SET TASK: Rename "Energy" to "Photon Energy" in the part of the listing that opens with the line containing "svg-text:1-Sep-2017: 1-Sep-2017 [526, 32, 598, 46]" and closes with the line containing "svg-text:-3: -3 [58, 542, 68, 551]". Reproduce only those lines, leaving everything else unchanged.

--- START OF MATERIALS PROVIDED ---

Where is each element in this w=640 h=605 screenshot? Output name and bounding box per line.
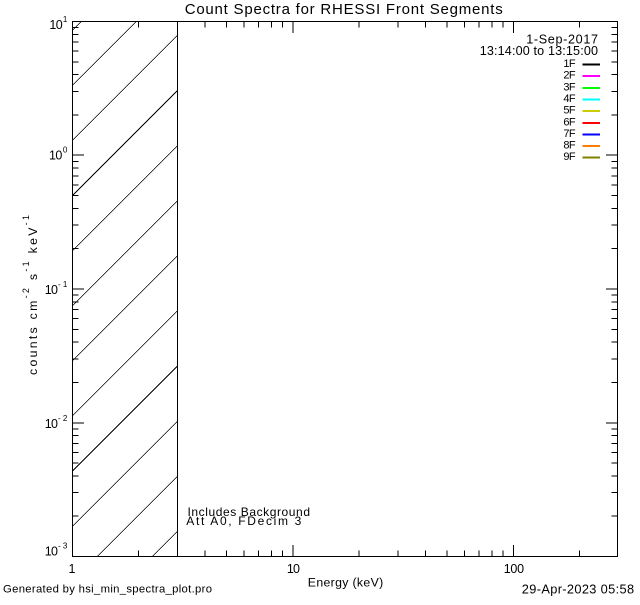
svg-text:1-Sep-2017: 1-Sep-2017 [526, 32, 598, 46]
svg-text:10: 10 [49, 149, 62, 163]
svg-text:29-Apr-2023 05:58: 29-Apr-2023 05:58 [522, 581, 634, 596]
svg-text:100: 100 [504, 562, 524, 576]
svg-text:Includes Background: Includes Background [188, 505, 311, 519]
svg-text:2F: 2F [563, 70, 575, 82]
svg-text:3F: 3F [563, 81, 575, 93]
svg-text:Generated by hsi_min_spectra_p: Generated by hsi_min_spectra_plot.pro [3, 583, 212, 595]
svg-text:Energy (keV): Energy (keV) [308, 576, 383, 590]
svg-text:13:14:00 to 13:15:00: 13:14:00 to 13:15:00 [480, 44, 598, 58]
svg-text:10: 10 [45, 417, 58, 431]
svg-text:8F: 8F [563, 140, 575, 152]
svg-text:6F: 6F [563, 116, 575, 128]
svg-text:9F: 9F [563, 151, 575, 163]
svg-text:7F: 7F [563, 128, 575, 140]
svg-text:1: 1 [63, 15, 68, 24]
svg-text:10: 10 [49, 18, 62, 32]
svg-text:5F: 5F [563, 105, 575, 117]
svg-text:10: 10 [45, 544, 58, 558]
svg-text:Count Spectra for RHESSI Front: Count Spectra for RHESSI Front Segments [185, 1, 503, 18]
svg-text:-1: -1 [58, 280, 68, 289]
svg-text:counts cm-2 s-1 keV-1: counts cm-2 s-1 keV-1 [21, 215, 40, 375]
svg-text:-2: -2 [58, 414, 68, 423]
svg-text:4F: 4F [563, 93, 575, 105]
svg-text:10: 10 [45, 283, 58, 297]
svg-text:Att A0, FDecim 3: Att A0, FDecim 3 [186, 514, 301, 528]
svg-text:10: 10 [287, 562, 300, 576]
svg-text:1: 1 [69, 562, 76, 576]
svg-text:1F: 1F [563, 58, 575, 70]
svg-text:0: 0 [63, 146, 68, 155]
svg-text:-3: -3 [58, 542, 68, 551]
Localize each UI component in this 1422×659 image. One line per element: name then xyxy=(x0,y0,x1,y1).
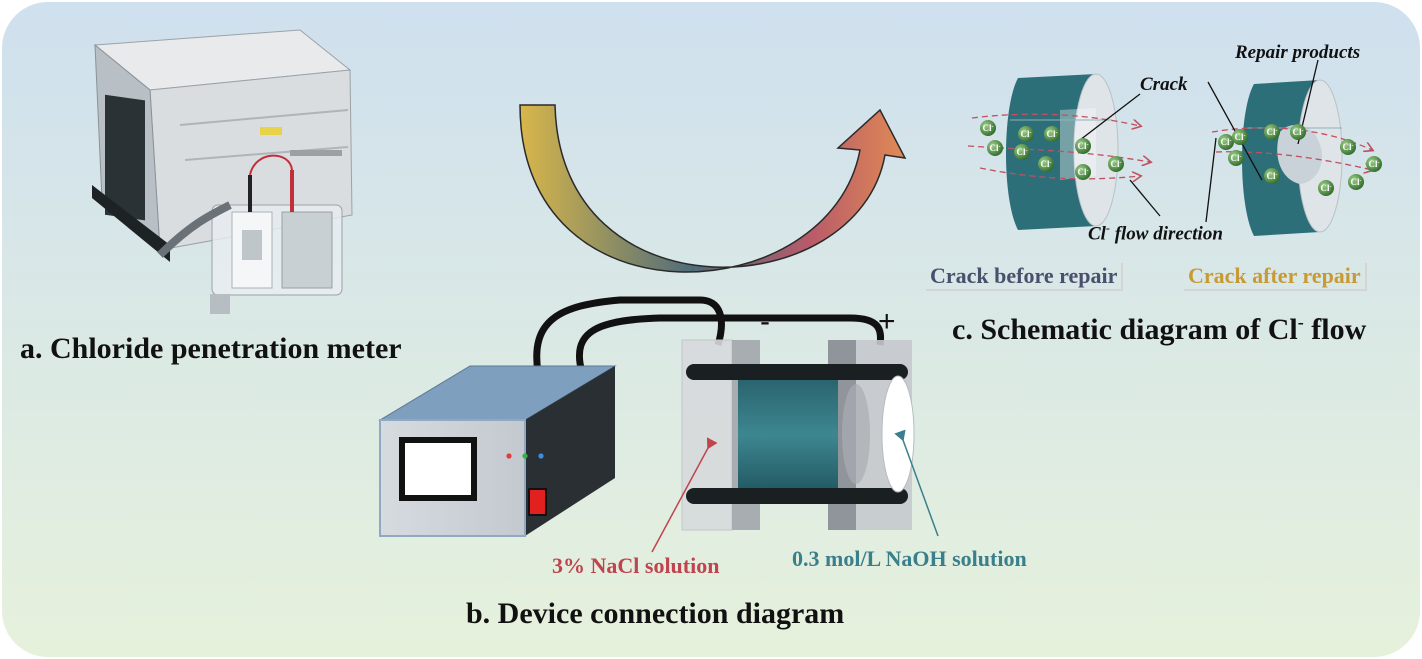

--- END OF MATERIALS PROVIDED ---

WRITTEN RESPONSE:
svg-text:1-Sep-2017: 1-Sep-2017 [526, 32, 598, 46]
svg-text:10: 10 [49, 149, 62, 163]
svg-text:29-Apr-2023 05:58: 29-Apr-2023 05:58 [522, 581, 634, 596]
svg-text:100: 100 [504, 562, 524, 576]
svg-text:Includes Background: Includes Background [188, 505, 311, 519]
svg-text:2F: 2F [563, 70, 575, 82]
svg-text:3F: 3F [563, 81, 575, 93]
svg-text:Generated by hsi_min_spectra_p: Generated by hsi_min_spectra_plot.pro [3, 583, 212, 595]
svg-text:Photon Energy (keV): Photon Energy (keV) [308, 576, 383, 590]
svg-text:13:14:00 to 13:15:00: 13:14:00 to 13:15:00 [480, 44, 598, 58]
svg-text:10: 10 [45, 417, 58, 431]
svg-text:8F: 8F [563, 140, 575, 152]
svg-text:6F: 6F [563, 116, 575, 128]
svg-text:9F: 9F [563, 151, 575, 163]
svg-text:7F: 7F [563, 128, 575, 140]
svg-text:1: 1 [63, 15, 68, 24]
svg-text:10: 10 [49, 18, 62, 32]
svg-text:5F: 5F [563, 105, 575, 117]
svg-text:10: 10 [45, 544, 58, 558]
svg-text:Count Spectra for RHESSI Front: Count Spectra for RHESSI Front Segments [185, 1, 503, 18]
svg-text:-1: -1 [58, 280, 68, 289]
svg-text:counts cm-2 s-1 keV-1: counts cm-2 s-1 keV-1 [21, 215, 40, 375]
svg-text:-2: -2 [58, 414, 68, 423]
svg-text:4F: 4F [563, 93, 575, 105]
svg-text:10: 10 [45, 283, 58, 297]
svg-text:Att A0, FDecim 3: Att A0, FDecim 3 [186, 514, 301, 528]
svg-text:10: 10 [287, 562, 300, 576]
svg-text:1: 1 [69, 562, 76, 576]
svg-text:1F: 1F [563, 58, 575, 70]
svg-text:0: 0 [63, 146, 68, 155]
svg-text:-3: -3 [58, 542, 68, 551]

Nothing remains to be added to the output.